SHORT EXERCISE: Copy everything in the data below exactly except the pictures.

DATA TO USE:
◇ ◇ ◇ ◇ ◇
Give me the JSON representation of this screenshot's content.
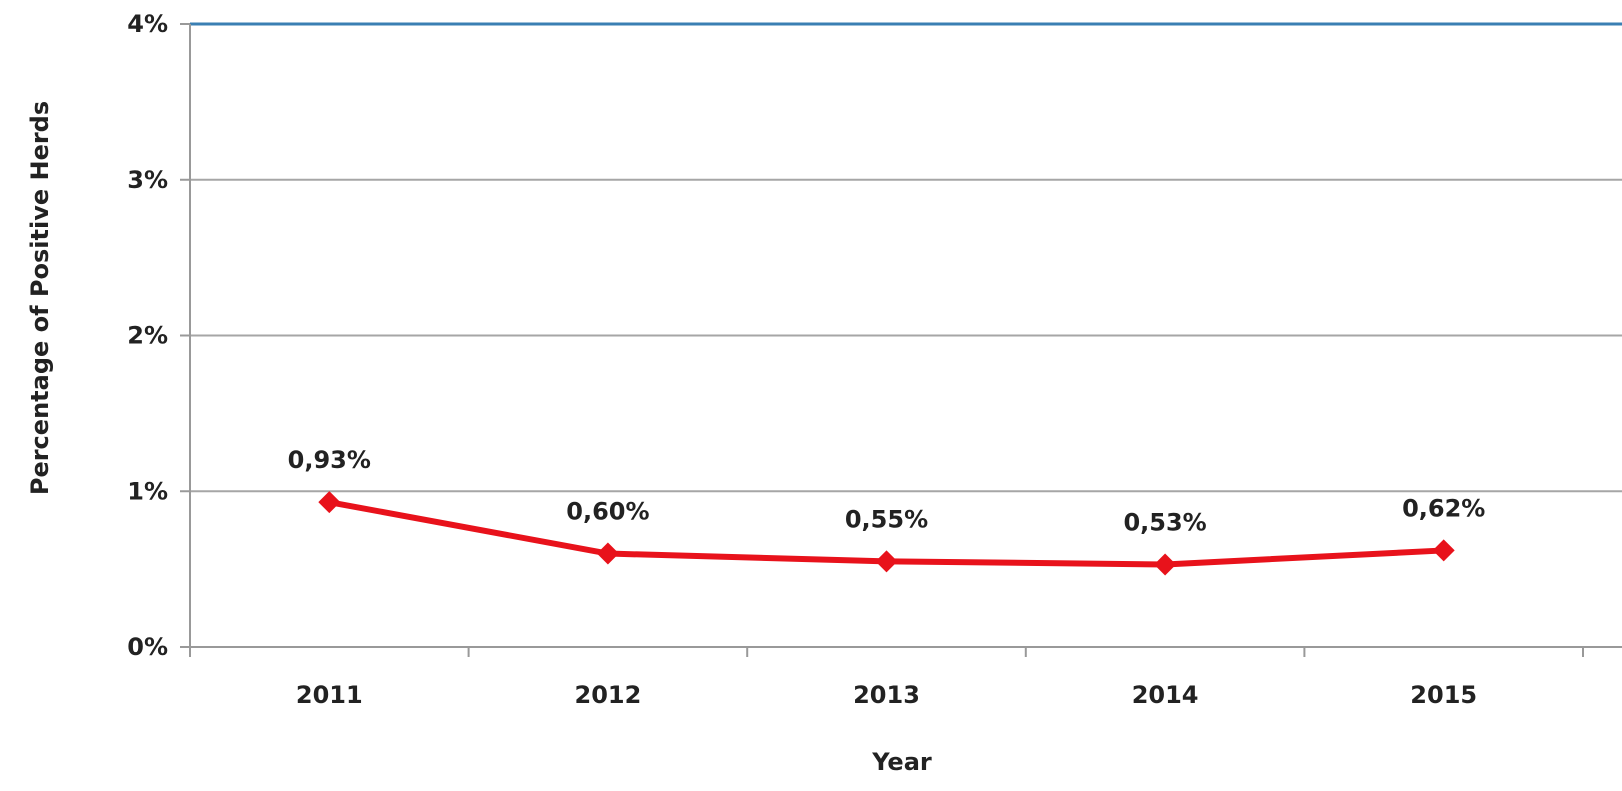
{
  "chart_data": {
    "type": "line",
    "title": "",
    "xlabel": "Year",
    "ylabel": "Percentage of Positive Herds",
    "categories": [
      "2011",
      "2012",
      "2013",
      "2014",
      "2015"
    ],
    "series": [
      {
        "values": [
          0.93,
          0.6,
          0.55,
          0.53,
          0.62
        ],
        "labels": [
          "0,93%",
          "0,60%",
          "0,55%",
          "0,53%",
          "0,62%"
        ],
        "color": "#e8121b",
        "marker": "diamond"
      }
    ],
    "ylim": [
      0,
      4
    ],
    "yticks": [
      0,
      1,
      2,
      3,
      4
    ],
    "ytick_labels": [
      "0%",
      "1%",
      "2%",
      "3%",
      "4%"
    ],
    "grid": true,
    "legend": "none",
    "colors": {
      "gridline": "#a6a6a6",
      "top_gridline": "#3a7fb3",
      "axis": "#999999",
      "text": "#222222"
    }
  }
}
◇ ◇ ◇ ◇ ◇
FINISHED TASK:
Give me the JSON representation of this screenshot's content.
{
  "chart_data": {
    "type": "line",
    "title": "",
    "xlabel": "Year",
    "ylabel": "Percentage of Positive Herds",
    "categories": [
      "2011",
      "2012",
      "2013",
      "2014",
      "2015"
    ],
    "series": [
      {
        "values": [
          0.93,
          0.6,
          0.55,
          0.53,
          0.62
        ],
        "labels": [
          "0,93%",
          "0,60%",
          "0,55%",
          "0,53%",
          "0,62%"
        ],
        "color": "#e8121b",
        "marker": "diamond"
      }
    ],
    "ylim": [
      0,
      4
    ],
    "yticks": [
      0,
      1,
      2,
      3,
      4
    ],
    "ytick_labels": [
      "0%",
      "1%",
      "2%",
      "3%",
      "4%"
    ],
    "grid": true,
    "legend": "none",
    "colors": {
      "gridline": "#a6a6a6",
      "top_gridline": "#3a7fb3",
      "axis": "#999999",
      "text": "#222222"
    }
  }
}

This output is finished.